= Problem description =
Present every one of the rows below as a Markdown table with two columns, Row and Line. Put the row's number in Row and its text in Line, and leave out any blank lines.

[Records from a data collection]
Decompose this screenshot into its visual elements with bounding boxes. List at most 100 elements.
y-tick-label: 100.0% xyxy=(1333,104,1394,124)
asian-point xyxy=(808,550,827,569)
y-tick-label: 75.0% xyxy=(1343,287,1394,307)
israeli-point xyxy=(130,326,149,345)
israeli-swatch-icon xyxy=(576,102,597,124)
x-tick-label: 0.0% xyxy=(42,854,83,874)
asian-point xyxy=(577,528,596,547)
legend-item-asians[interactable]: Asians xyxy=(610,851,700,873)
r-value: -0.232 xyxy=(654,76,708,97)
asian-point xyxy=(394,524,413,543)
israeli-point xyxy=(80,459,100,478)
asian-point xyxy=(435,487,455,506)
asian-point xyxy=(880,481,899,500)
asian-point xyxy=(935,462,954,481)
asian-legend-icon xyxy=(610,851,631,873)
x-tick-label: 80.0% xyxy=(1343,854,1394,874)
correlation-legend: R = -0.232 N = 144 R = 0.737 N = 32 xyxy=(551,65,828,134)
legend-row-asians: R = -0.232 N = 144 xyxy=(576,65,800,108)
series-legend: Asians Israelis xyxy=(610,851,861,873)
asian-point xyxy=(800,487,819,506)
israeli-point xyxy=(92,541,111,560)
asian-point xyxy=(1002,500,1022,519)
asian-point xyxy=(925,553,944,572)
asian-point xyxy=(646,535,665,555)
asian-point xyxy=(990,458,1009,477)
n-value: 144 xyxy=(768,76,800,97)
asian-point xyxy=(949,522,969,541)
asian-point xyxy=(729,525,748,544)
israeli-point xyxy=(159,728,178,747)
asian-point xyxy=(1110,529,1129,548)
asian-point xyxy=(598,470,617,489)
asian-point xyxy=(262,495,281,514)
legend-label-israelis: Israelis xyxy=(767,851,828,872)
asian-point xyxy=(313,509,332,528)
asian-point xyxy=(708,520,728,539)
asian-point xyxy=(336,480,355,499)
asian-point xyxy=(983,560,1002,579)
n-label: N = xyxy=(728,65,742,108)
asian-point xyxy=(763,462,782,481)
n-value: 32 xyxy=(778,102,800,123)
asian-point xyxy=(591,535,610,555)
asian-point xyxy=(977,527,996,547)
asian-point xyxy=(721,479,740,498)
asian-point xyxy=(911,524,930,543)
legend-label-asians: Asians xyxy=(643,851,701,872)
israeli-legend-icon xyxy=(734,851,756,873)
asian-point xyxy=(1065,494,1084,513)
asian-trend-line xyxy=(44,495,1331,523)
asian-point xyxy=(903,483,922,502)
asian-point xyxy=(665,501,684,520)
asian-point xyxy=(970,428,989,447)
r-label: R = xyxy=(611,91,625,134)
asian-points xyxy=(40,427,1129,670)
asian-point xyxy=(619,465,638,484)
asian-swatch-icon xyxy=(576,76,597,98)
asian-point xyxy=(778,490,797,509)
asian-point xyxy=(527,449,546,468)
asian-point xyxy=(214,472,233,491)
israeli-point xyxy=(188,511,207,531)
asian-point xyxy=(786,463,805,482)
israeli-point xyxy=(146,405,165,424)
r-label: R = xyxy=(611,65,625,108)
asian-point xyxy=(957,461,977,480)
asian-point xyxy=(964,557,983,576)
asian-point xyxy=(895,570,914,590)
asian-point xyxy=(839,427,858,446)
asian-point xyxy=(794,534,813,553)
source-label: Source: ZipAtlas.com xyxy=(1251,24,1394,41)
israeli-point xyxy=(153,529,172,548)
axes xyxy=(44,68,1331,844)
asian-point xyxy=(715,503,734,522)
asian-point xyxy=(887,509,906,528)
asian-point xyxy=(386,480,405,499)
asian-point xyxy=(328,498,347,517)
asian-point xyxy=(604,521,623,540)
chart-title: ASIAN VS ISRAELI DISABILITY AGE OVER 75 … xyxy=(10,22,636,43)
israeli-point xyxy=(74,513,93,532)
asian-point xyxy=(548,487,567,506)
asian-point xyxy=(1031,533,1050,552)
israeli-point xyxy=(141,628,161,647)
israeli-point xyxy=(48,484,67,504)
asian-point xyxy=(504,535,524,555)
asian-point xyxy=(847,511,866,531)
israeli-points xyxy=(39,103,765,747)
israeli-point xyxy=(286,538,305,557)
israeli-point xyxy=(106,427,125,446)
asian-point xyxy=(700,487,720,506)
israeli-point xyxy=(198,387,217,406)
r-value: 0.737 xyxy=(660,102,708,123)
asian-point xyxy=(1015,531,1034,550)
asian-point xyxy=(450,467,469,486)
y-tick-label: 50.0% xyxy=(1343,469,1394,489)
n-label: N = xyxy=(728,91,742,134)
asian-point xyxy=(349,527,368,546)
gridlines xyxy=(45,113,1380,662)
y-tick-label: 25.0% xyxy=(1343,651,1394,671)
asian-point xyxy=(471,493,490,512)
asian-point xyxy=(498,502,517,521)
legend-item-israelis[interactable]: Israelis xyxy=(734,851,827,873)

= Output of the task =
| Row | Line |
|---|---|
| 1 | Decompose this screenshot into its visual elements with bounding boxes. List at most 100 elements. |
| 2 | y-tick-label: 100.0% xyxy=(1333,104,1394,124) |
| 3 | asian-point xyxy=(808,550,827,569) |
| 4 | y-tick-label: 75.0% xyxy=(1343,287,1394,307) |
| 5 | israeli-point xyxy=(130,326,149,345) |
| 6 | israeli-swatch-icon xyxy=(576,102,597,124) |
| 7 | x-tick-label: 0.0% xyxy=(42,854,83,874) |
| 8 | asian-point xyxy=(577,528,596,547) |
| 9 | legend-item-asians[interactable]: Asians xyxy=(610,851,700,873) |
| 10 | r-value: -0.232 xyxy=(654,76,708,97) |
| 11 | asian-point xyxy=(394,524,413,543) |
| 12 | israeli-point xyxy=(80,459,100,478) |
| 13 | asian-point xyxy=(435,487,455,506) |
| 14 | asian-point xyxy=(880,481,899,500) |
| 15 | asian-point xyxy=(935,462,954,481) |
| 16 | asian-legend-icon xyxy=(610,851,631,873) |
| 17 | x-tick-label: 80.0% xyxy=(1343,854,1394,874) |
| 18 | correlation-legend: R = -0.232 N = 144 R = 0.737 N = 32 xyxy=(551,65,828,134) |
| 19 | legend-row-asians: R = -0.232 N = 144 xyxy=(576,65,800,108) |
| 20 | series-legend: Asians Israelis xyxy=(610,851,861,873) |
| 21 | asian-point xyxy=(800,487,819,506) |
| 22 | israeli-point xyxy=(92,541,111,560) |
| 23 | asian-point xyxy=(1002,500,1022,519) |
| 24 | asian-point xyxy=(925,553,944,572) |
| 25 | asian-point xyxy=(646,535,665,555) |
| 26 | asian-point xyxy=(990,458,1009,477) |
| 27 | n-value: 144 xyxy=(768,76,800,97) |
| 28 | asian-point xyxy=(949,522,969,541) |
| 29 | asian-point xyxy=(729,525,748,544) |
| 30 | israeli-point xyxy=(159,728,178,747) |
| 31 | asian-point xyxy=(1110,529,1129,548) |
| 32 | asian-point xyxy=(598,470,617,489) |
| 33 | asian-point xyxy=(262,495,281,514) |
| 34 | legend-label-israelis: Israelis xyxy=(767,851,828,872) |
| 35 | asian-point xyxy=(313,509,332,528) |
| 36 | asian-point xyxy=(708,520,728,539) |
| 37 | asian-point xyxy=(336,480,355,499) |
| 38 | asian-point xyxy=(983,560,1002,579) |
| 39 | n-label: N = xyxy=(728,65,742,108) |
| 40 | asian-point xyxy=(763,462,782,481) |
| 41 | n-value: 32 xyxy=(778,102,800,123) |
| 42 | asian-point xyxy=(591,535,610,555) |
| 43 | asian-point xyxy=(977,527,996,547) |
| 44 | asian-point xyxy=(721,479,740,498) |
| 45 | asian-point xyxy=(911,524,930,543) |
| 46 | legend-label-asians: Asians xyxy=(643,851,701,872) |
| 47 | israeli-legend-icon xyxy=(734,851,756,873) |
| 48 | asian-point xyxy=(1065,494,1084,513) |
| 49 | asian-trend-line xyxy=(44,495,1331,523) |
| 50 | asian-point xyxy=(903,483,922,502) |
| 51 | asian-point xyxy=(665,501,684,520) |
| 52 | asian-point xyxy=(970,428,989,447) |
| 53 | r-label: R = xyxy=(611,91,625,134) |
| 54 | asian-points xyxy=(40,427,1129,670) |
| 55 | asian-point xyxy=(619,465,638,484) |
| 56 | asian-swatch-icon xyxy=(576,76,597,98) |
| 57 | asian-point xyxy=(778,490,797,509) |
| 58 | asian-point xyxy=(527,449,546,468) |
| 59 | asian-point xyxy=(214,472,233,491) |
| 60 | israeli-point xyxy=(188,511,207,531) |
| 61 | asian-point xyxy=(786,463,805,482) |
| 62 | israeli-point xyxy=(146,405,165,424) |
| 63 | r-label: R = xyxy=(611,65,625,108) |
| 64 | asian-point xyxy=(957,461,977,480) |
| 65 | asian-point xyxy=(964,557,983,576) |
| 66 | asian-point xyxy=(895,570,914,590) |
| 67 | asian-point xyxy=(839,427,858,446) |
| 68 | asian-point xyxy=(794,534,813,553) |
| 69 | source-label: Source: ZipAtlas.com xyxy=(1251,24,1394,41) |
| 70 | israeli-point xyxy=(153,529,172,548) |
| 71 | axes xyxy=(44,68,1331,844) |
| 72 | asian-point xyxy=(715,503,734,522) |
| 73 | asian-point xyxy=(887,509,906,528) |
| 74 | asian-point xyxy=(386,480,405,499) |
| 75 | asian-point xyxy=(328,498,347,517) |
| 76 | asian-point xyxy=(604,521,623,540) |
| 77 | chart-title: ASIAN VS ISRAELI DISABILITY AGE OVER 75 … xyxy=(10,22,636,43) |
| 78 | israeli-point xyxy=(74,513,93,532) |
| 79 | asian-point xyxy=(548,487,567,506) |
| 80 | asian-point xyxy=(1031,533,1050,552) |
| 81 | israeli-point xyxy=(141,628,161,647) |
| 82 | israeli-point xyxy=(48,484,67,504) |
| 83 | asian-point xyxy=(504,535,524,555) |
| 84 | asian-point xyxy=(847,511,866,531) |
| 85 | israeli-points xyxy=(39,103,765,747) |
| 86 | israeli-point xyxy=(286,538,305,557) |
| 87 | israeli-point xyxy=(106,427,125,446) |
| 88 | asian-point xyxy=(700,487,720,506) |
| 89 | israeli-point xyxy=(198,387,217,406) |
| 90 | r-value: 0.737 xyxy=(660,102,708,123) |
| 91 | asian-point xyxy=(1015,531,1034,550) |
| 92 | asian-point xyxy=(450,467,469,486) |
| 93 | y-tick-label: 50.0% xyxy=(1343,469,1394,489) |
| 94 | n-label: N = xyxy=(728,91,742,134) |
| 95 | asian-point xyxy=(349,527,368,546) |
| 96 | gridlines xyxy=(45,113,1380,662) |
| 97 | y-tick-label: 25.0% xyxy=(1343,651,1394,671) |
| 98 | asian-point xyxy=(471,493,490,512) |
| 99 | asian-point xyxy=(498,502,517,521) |
| 100 | legend-item-israelis[interactable]: Israelis xyxy=(734,851,827,873) |